Look through the lines below and extract any with the word "JSON".

══ Provided data

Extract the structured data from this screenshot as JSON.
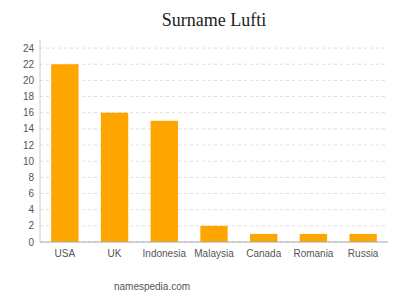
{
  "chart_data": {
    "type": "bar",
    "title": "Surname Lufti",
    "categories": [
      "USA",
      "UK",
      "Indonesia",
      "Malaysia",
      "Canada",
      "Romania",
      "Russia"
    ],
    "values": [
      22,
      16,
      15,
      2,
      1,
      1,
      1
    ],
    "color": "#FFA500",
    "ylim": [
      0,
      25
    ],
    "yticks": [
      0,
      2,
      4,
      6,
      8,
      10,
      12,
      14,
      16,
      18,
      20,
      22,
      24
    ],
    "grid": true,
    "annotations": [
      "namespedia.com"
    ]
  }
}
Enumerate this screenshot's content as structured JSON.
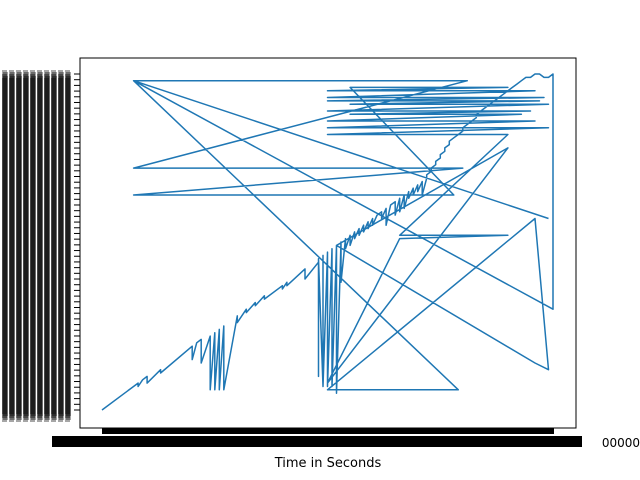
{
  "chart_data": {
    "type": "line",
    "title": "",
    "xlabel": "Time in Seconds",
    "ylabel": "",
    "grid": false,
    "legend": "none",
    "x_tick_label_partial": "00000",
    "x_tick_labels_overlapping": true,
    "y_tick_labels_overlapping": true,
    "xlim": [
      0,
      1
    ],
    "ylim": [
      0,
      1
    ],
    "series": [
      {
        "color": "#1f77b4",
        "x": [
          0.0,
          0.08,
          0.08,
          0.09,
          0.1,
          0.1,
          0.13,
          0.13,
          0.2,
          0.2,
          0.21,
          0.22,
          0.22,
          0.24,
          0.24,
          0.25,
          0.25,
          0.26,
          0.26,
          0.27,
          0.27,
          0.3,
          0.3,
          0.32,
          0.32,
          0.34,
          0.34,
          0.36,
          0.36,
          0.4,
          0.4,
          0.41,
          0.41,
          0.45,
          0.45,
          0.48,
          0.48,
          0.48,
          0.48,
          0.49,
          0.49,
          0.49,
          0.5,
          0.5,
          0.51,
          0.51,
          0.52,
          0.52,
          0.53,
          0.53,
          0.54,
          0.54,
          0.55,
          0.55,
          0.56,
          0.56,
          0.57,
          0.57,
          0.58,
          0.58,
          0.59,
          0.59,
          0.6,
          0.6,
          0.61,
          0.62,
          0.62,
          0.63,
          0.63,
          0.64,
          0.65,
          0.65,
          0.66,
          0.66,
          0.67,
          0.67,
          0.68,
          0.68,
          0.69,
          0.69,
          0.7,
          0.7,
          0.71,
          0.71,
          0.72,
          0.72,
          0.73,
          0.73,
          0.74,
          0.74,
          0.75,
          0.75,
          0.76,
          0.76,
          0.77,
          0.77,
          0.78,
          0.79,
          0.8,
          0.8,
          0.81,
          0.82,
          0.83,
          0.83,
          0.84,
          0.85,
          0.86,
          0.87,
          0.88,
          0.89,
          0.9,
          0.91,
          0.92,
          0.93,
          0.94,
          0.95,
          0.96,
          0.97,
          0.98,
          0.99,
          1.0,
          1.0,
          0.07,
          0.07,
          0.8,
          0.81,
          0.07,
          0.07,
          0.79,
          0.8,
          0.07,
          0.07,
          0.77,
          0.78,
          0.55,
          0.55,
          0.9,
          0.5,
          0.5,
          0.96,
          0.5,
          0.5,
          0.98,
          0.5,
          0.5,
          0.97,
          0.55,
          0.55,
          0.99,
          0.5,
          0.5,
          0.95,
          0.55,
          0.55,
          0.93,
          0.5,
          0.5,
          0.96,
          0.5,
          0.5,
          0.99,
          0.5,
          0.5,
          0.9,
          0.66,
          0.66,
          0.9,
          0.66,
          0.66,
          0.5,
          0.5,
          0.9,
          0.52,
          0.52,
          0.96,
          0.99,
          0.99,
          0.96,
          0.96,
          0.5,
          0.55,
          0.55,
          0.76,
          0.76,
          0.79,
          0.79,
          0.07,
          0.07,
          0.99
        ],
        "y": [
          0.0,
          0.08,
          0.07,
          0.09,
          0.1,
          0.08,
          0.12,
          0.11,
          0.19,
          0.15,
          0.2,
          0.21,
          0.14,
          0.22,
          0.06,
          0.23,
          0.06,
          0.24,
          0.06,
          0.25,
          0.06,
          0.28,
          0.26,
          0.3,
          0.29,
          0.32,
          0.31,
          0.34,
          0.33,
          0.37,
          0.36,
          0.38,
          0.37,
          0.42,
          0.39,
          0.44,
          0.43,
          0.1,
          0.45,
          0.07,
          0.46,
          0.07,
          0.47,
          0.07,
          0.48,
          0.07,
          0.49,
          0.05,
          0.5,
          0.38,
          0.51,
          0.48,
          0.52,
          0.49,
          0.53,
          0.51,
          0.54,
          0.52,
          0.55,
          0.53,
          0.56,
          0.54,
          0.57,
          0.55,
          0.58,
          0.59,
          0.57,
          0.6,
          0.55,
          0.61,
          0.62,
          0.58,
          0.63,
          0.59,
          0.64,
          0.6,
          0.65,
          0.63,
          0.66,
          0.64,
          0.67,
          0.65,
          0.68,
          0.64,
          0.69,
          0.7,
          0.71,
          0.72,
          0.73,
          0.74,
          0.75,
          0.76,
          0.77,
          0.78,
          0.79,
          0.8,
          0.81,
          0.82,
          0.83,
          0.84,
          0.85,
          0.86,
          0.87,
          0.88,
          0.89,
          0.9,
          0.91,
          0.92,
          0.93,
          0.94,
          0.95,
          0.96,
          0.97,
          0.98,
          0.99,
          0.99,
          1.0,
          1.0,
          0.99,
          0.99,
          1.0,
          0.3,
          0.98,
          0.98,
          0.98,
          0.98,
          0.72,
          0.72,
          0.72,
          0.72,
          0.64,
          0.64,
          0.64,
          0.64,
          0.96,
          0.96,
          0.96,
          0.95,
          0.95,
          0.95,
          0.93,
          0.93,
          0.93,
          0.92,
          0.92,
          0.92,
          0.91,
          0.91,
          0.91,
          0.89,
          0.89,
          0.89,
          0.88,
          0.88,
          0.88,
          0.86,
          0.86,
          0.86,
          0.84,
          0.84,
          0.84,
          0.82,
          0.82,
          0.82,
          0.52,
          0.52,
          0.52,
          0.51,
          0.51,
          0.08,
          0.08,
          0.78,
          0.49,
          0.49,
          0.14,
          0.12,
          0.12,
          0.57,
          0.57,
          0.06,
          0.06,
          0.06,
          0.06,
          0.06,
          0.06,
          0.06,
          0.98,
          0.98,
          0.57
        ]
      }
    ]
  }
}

════

Answer:
Extract the structured data from this screenshot as JSON.
Enumerate this screenshot's content as structured JSON.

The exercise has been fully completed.